Given data.
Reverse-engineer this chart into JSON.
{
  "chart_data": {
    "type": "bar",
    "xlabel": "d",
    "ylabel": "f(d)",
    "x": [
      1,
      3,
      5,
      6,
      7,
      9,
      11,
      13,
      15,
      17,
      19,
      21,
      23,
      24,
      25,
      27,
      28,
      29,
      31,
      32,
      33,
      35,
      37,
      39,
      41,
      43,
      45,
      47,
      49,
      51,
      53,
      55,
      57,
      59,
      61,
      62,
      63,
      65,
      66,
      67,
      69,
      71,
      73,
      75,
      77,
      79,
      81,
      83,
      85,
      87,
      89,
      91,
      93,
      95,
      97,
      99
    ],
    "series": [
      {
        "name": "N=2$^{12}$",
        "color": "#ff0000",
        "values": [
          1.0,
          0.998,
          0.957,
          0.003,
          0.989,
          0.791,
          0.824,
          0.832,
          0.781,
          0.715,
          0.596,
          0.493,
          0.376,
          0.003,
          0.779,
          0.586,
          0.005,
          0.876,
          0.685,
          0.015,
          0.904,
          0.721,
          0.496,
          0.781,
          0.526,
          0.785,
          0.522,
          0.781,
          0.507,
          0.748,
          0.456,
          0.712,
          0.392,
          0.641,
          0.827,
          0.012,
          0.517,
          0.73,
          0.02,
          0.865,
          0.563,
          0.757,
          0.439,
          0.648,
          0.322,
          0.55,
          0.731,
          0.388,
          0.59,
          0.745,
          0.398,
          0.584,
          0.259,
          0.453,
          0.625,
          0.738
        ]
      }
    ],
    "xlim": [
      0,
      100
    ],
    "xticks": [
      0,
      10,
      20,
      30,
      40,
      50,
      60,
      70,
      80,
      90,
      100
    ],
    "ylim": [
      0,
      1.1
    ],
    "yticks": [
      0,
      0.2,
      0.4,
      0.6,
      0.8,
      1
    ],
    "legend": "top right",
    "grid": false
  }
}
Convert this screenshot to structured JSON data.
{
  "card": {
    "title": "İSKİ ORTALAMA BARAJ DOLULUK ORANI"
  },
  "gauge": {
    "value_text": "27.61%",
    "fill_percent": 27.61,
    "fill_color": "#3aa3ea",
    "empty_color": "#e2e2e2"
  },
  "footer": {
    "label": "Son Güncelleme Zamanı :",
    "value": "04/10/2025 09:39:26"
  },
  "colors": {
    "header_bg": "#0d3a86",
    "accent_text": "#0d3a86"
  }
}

Work required. Copy exactly, word for word, the line with "Convert this screenshot" through the final line of the listing.

Full response.
Convert this screenshot to structured JSON data.
{
  "card": {
    "title": "İSKİ ORTALAMA BARAJ DOLULUK ORANI"
  },
  "gauge": {
    "value_text": "27.61%",
    "fill_percent": 27.61,
    "fill_color": "#3aa3ea",
    "empty_color": "#e2e2e2"
  },
  "footer": {
    "label": "Son Güncelleme Zamanı :",
    "value": "04/10/2025 09:39:26"
  },
  "colors": {
    "header_bg": "#0d3a86",
    "accent_text": "#0d3a86"
  }
}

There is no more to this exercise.